───── Dataset
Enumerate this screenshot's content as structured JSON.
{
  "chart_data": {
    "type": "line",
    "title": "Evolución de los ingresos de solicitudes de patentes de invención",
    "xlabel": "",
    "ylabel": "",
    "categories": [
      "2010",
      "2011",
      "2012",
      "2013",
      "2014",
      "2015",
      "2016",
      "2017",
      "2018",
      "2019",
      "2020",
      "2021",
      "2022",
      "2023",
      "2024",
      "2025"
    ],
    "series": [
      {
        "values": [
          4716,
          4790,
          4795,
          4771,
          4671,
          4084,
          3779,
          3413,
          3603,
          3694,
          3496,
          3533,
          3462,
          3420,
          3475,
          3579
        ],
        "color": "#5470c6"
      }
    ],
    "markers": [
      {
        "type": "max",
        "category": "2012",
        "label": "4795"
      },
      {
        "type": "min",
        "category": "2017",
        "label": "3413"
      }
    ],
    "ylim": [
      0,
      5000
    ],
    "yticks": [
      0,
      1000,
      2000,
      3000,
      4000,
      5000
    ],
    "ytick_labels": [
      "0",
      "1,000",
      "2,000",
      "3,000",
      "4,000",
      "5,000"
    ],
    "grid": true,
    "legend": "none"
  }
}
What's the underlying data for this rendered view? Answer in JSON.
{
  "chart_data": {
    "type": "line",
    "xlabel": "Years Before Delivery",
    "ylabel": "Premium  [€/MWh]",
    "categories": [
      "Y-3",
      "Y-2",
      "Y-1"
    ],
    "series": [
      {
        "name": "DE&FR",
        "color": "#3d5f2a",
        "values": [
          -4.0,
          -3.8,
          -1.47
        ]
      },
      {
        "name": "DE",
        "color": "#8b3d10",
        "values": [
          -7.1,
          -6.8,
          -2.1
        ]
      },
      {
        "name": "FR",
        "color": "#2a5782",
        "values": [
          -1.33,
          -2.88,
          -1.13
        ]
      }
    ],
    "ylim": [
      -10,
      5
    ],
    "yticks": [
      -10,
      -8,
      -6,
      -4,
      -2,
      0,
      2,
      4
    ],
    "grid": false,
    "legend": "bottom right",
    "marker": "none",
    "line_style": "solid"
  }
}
──────────
■ Stated exercise
Repeat all the entries exactly as given.

■ Response to the exercise
Enumerate this screenshot's content as structured JSON.
{
  "chart_data": {
    "type": "line",
    "title": "Evolución de los ingresos de solicitudes de patentes de invención",
    "xlabel": "",
    "ylabel": "",
    "categories": [
      "2010",
      "2011",
      "2012",
      "2013",
      "2014",
      "2015",
      "2016",
      "2017",
      "2018",
      "2019",
      "2020",
      "2021",
      "2022",
      "2023",
      "2024",
      "2025"
    ],
    "series": [
      {
        "values": [
          4716,
          4790,
          4795,
          4771,
          4671,
          4084,
          3779,
          3413,
          3603,
          3694,
          3496,
          3533,
          3462,
          3420,
          3475,
          3579
        ],
        "color": "#5470c6"
      }
    ],
    "markers": [
      {
        "type": "max",
        "category": "2012",
        "label": "4795"
      },
      {
        "type": "min",
        "category": "2017",
        "label": "3413"
      }
    ],
    "ylim": [
      0,
      5000
    ],
    "yticks": [
      0,
      1000,
      2000,
      3000,
      4000,
      5000
    ],
    "ytick_labels": [
      "0",
      "1,000",
      "2,000",
      "3,000",
      "4,000",
      "5,000"
    ],
    "grid": true,
    "legend": "none"
  }
}
What's the underlying data for this rendered view? Answer in JSON.
{
  "chart_data": {
    "type": "line",
    "xlabel": "Years Before Delivery",
    "ylabel": "Premium  [€/MWh]",
    "categories": [
      "Y-3",
      "Y-2",
      "Y-1"
    ],
    "series": [
      {
        "name": "DE&FR",
        "color": "#3d5f2a",
        "values": [
          -4.0,
          -3.8,
          -1.47
        ]
      },
      {
        "name": "DE",
        "color": "#8b3d10",
        "values": [
          -7.1,
          -6.8,
          -2.1
        ]
      },
      {
        "name": "FR",
        "color": "#2a5782",
        "values": [
          -1.33,
          -2.88,
          -1.13
        ]
      }
    ],
    "ylim": [
      -10,
      5
    ],
    "yticks": [
      -10,
      -8,
      -6,
      -4,
      -2,
      0,
      2,
      4
    ],
    "grid": false,
    "legend": "bottom right",
    "marker": "none",
    "line_style": "solid"
  }
}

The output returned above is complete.